═════ DATA EXCERPTS ═════

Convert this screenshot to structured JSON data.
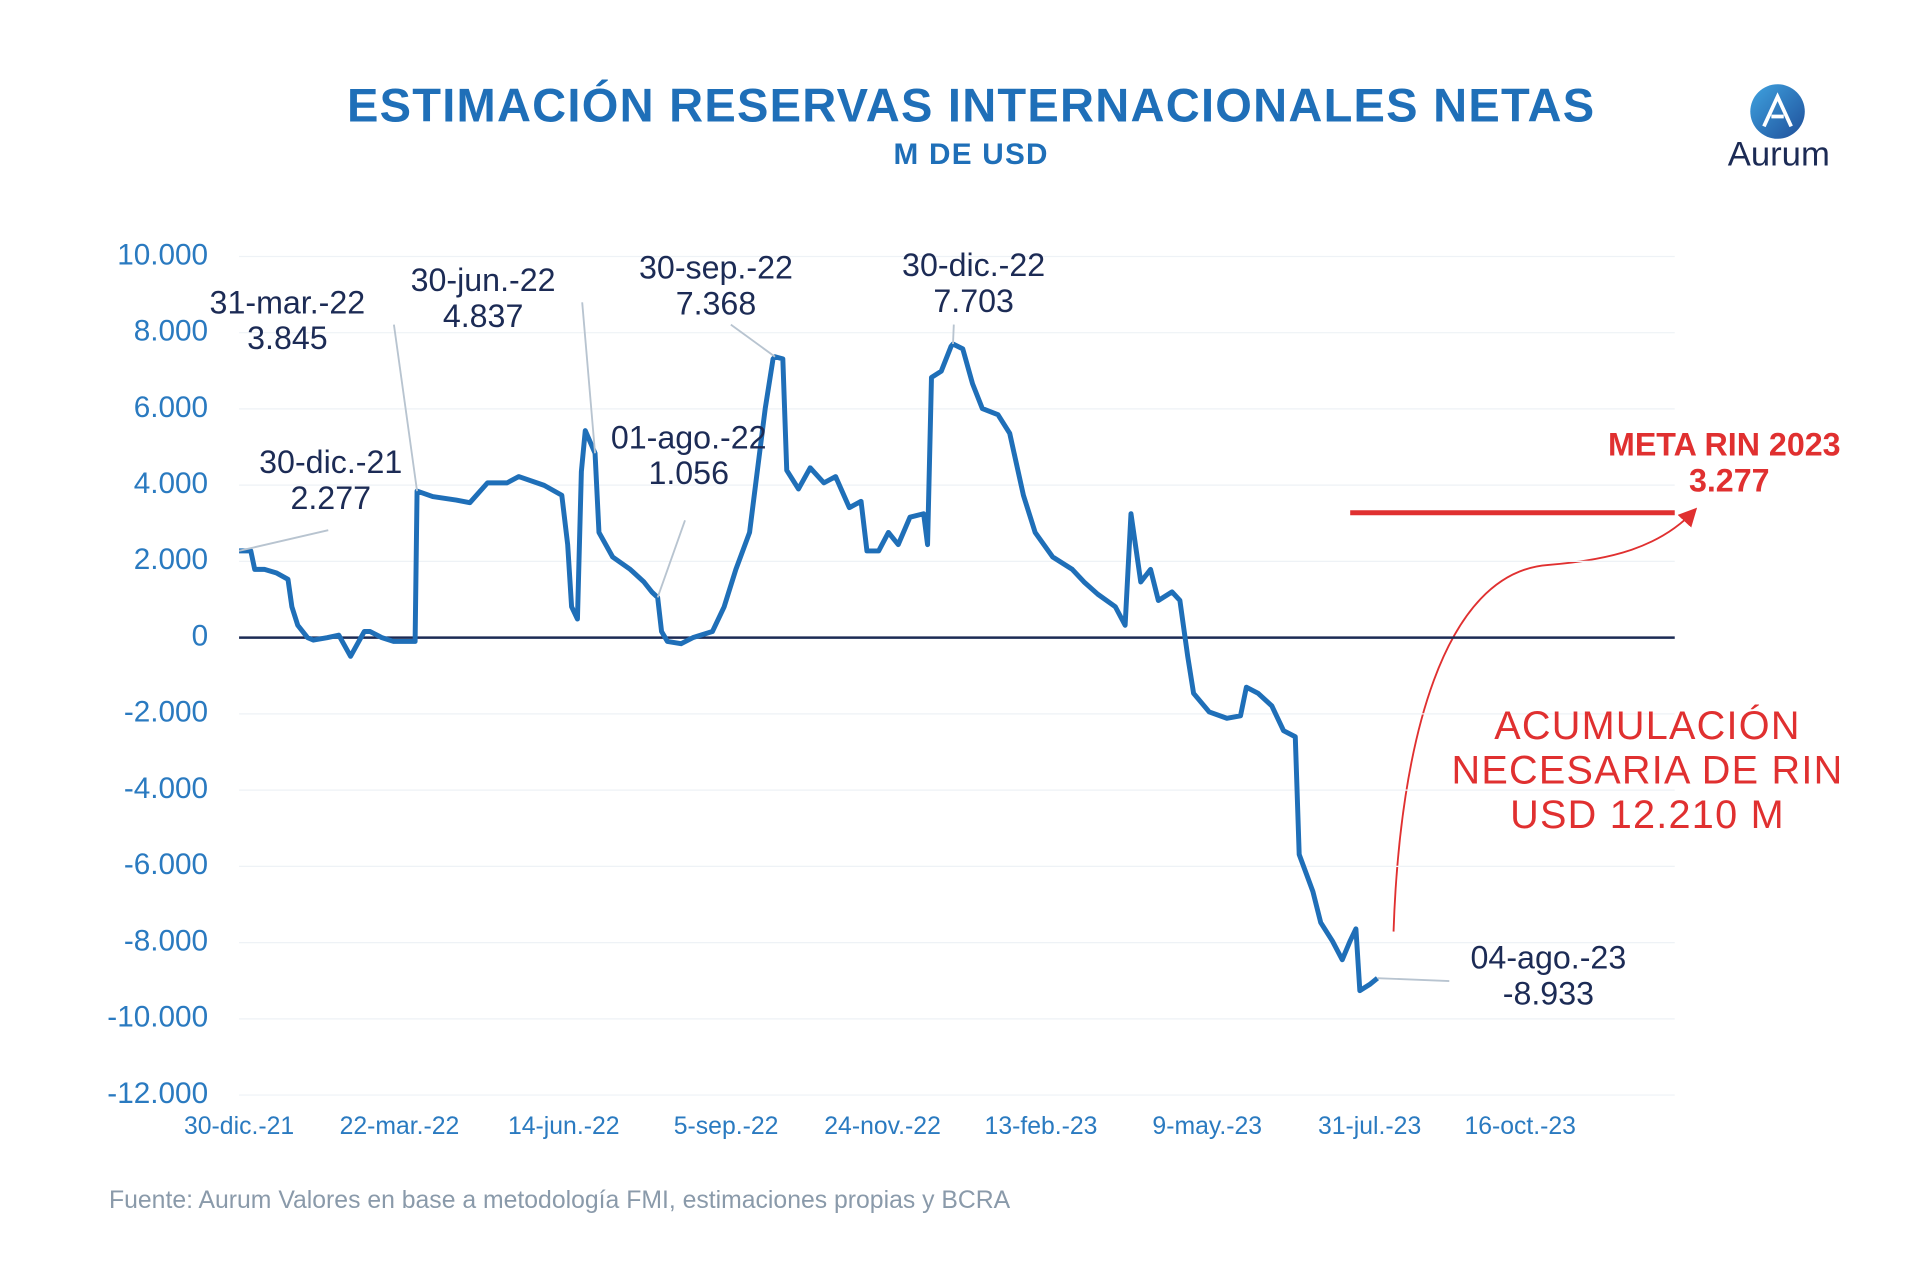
{
  "chart_data": {
    "type": "line",
    "title": "ESTIMACIÓN RESERVAS INTERNACIONALES NETAS",
    "subtitle": "M DE USD",
    "brand": "Aurum",
    "source": "Fuente: Aurum Valores en base a metodología FMI, estimaciones propias y BCRA",
    "color": "#1f6fb8",
    "grid": true,
    "x": [
      "2021-12-30",
      "2022-01-05",
      "2022-01-07",
      "2022-01-12",
      "2022-01-18",
      "2022-01-24",
      "2022-01-26",
      "2022-01-29",
      "2022-02-03",
      "2022-02-06",
      "2022-02-13",
      "2022-02-19",
      "2022-02-25",
      "2022-03-04",
      "2022-03-07",
      "2022-03-13",
      "2022-03-19",
      "2022-03-30",
      "2022-03-31",
      "2022-04-08",
      "2022-04-20",
      "2022-04-27",
      "2022-05-06",
      "2022-05-16",
      "2022-05-22",
      "2022-06-04",
      "2022-06-13",
      "2022-06-16",
      "2022-06-18",
      "2022-06-21",
      "2022-06-23",
      "2022-06-25",
      "2022-06-30",
      "2022-07-02",
      "2022-07-09",
      "2022-07-18",
      "2022-07-25",
      "2022-07-29",
      "2022-08-01",
      "2022-08-03",
      "2022-08-06",
      "2022-08-13",
      "2022-08-19",
      "2022-08-29",
      "2022-09-04",
      "2022-09-10",
      "2022-09-17",
      "2022-09-21",
      "2022-09-25",
      "2022-09-29",
      "2022-09-30",
      "2022-10-04",
      "2022-10-06",
      "2022-10-12",
      "2022-10-18",
      "2022-10-25",
      "2022-10-31",
      "2022-11-07",
      "2022-11-13",
      "2022-11-16",
      "2022-11-22",
      "2022-11-27",
      "2022-12-02",
      "2022-12-08",
      "2022-12-15",
      "2022-12-17",
      "2022-12-19",
      "2022-12-24",
      "2022-12-29",
      "2022-12-30",
      "2023-01-04",
      "2023-01-09",
      "2023-01-14",
      "2023-01-22",
      "2023-01-28",
      "2023-02-04",
      "2023-02-10",
      "2023-02-19",
      "2023-03-01",
      "2023-03-07",
      "2023-03-14",
      "2023-03-23",
      "2023-03-28",
      "2023-03-31",
      "2023-04-05",
      "2023-04-10",
      "2023-04-14",
      "2023-04-21",
      "2023-04-25",
      "2023-04-29",
      "2023-05-02",
      "2023-05-10",
      "2023-05-19",
      "2023-05-26",
      "2023-05-29",
      "2023-06-04",
      "2023-06-11",
      "2023-06-17",
      "2023-06-23",
      "2023-06-25",
      "2023-07-02",
      "2023-07-06",
      "2023-07-12",
      "2023-07-17",
      "2023-07-21",
      "2023-07-24",
      "2023-07-26",
      "2023-07-31",
      "2023-08-04"
    ],
    "values": [
      2277,
      2277,
      1790,
      1790,
      1700,
      1530,
      810,
      325,
      0,
      -65,
      0,
      65,
      -490,
      160,
      160,
      0,
      -100,
      -100,
      3845,
      3700,
      3610,
      3540,
      4060,
      4060,
      4225,
      3995,
      3735,
      2440,
      813,
      488,
      4355,
      5430,
      4837,
      2760,
      2115,
      1790,
      1460,
      1200,
      1056,
      160,
      -100,
      -160,
      0,
      160,
      810,
      1790,
      2760,
      4390,
      6010,
      7313,
      7368,
      7313,
      4390,
      3900,
      4455,
      4060,
      4225,
      3410,
      3575,
      2275,
      2275,
      2760,
      2440,
      3160,
      3250,
      2440,
      6825,
      6990,
      7640,
      7703,
      7575,
      6660,
      6010,
      5850,
      5360,
      3735,
      2760,
      2115,
      1790,
      1460,
      1140,
      810,
      325,
      3250,
      1460,
      1790,
      975,
      1200,
      975,
      -490,
      -1460,
      -1950,
      -2115,
      -2050,
      -1300,
      -1460,
      -1790,
      -2440,
      -2600,
      -5690,
      -6660,
      -7475,
      -7960,
      -8450,
      -7960,
      -7640,
      -9260,
      -9100,
      -8933
    ],
    "xlim": [
      "2021-12-30",
      "2024-01-03"
    ],
    "xticks": [
      {
        "value": "2021-12-30",
        "label": "30-dic.-21"
      },
      {
        "value": "2022-03-22",
        "label": "22-mar.-22"
      },
      {
        "value": "2022-06-14",
        "label": "14-jun.-22"
      },
      {
        "value": "2022-09-05",
        "label": "5-sep.-22"
      },
      {
        "value": "2022-11-24",
        "label": "24-nov.-22"
      },
      {
        "value": "2023-02-13",
        "label": "13-feb.-23"
      },
      {
        "value": "2023-05-09",
        "label": "9-may.-23"
      },
      {
        "value": "2023-07-31",
        "label": "31-jul.-23"
      },
      {
        "value": "2023-10-16",
        "label": "16-oct.-23"
      }
    ],
    "ylim": [
      -12000,
      10000
    ],
    "yticks": [
      {
        "value": 10000,
        "label": "10.000"
      },
      {
        "value": 8000,
        "label": "8.000"
      },
      {
        "value": 6000,
        "label": "6.000"
      },
      {
        "value": 4000,
        "label": "4.000"
      },
      {
        "value": 2000,
        "label": "2.000"
      },
      0,
      {
        "value": -2000,
        "label": "-2.000"
      },
      {
        "value": -4000,
        "label": "-4.000"
      },
      {
        "value": -6000,
        "label": "-6.000"
      },
      {
        "value": -8000,
        "label": "-8.000"
      },
      {
        "value": -10000,
        "label": "-10.000"
      },
      {
        "value": -12000,
        "label": "-12.000"
      }
    ],
    "annotations": [
      {
        "date_label": "30-dic.-21",
        "x": "2021-12-30",
        "value": 2277,
        "value_label": "2.277"
      },
      {
        "date_label": "31-mar.-22",
        "x": "2022-03-31",
        "value": 3845,
        "value_label": "3.845"
      },
      {
        "date_label": "30-jun.-22",
        "x": "2022-06-30",
        "value": 4837,
        "value_label": "4.837"
      },
      {
        "date_label": "01-ago.-22",
        "x": "2022-08-01",
        "value": 1056,
        "value_label": "1.056"
      },
      {
        "date_label": "30-sep.-22",
        "x": "2022-09-30",
        "value": 7368,
        "value_label": "7.368"
      },
      {
        "date_label": "30-dic.-22",
        "x": "2022-12-30",
        "value": 7703,
        "value_label": "7.703"
      },
      {
        "date_label": "04-ago.-23",
        "x": "2023-08-04",
        "value": -8933,
        "value_label": "-8.933"
      }
    ],
    "target": {
      "label": "META RIN 2023",
      "value": 3277,
      "value_label": "3.277",
      "color": "#e03030"
    },
    "note": [
      "ACUMULACIÓN",
      "NECESARIA DE RIN",
      "USD 12.210 M"
    ]
  }
}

═════

- EXERCISE DIRECTIONS -
Check each line of the entries above for the word "Aurum". List the ones that have it.

- ANSWER TO THE TASK -
    "brand": "Aurum",
    "source": "Fuente: Aurum Valores en base a metodología FMI, estimaciones propias y BCRA",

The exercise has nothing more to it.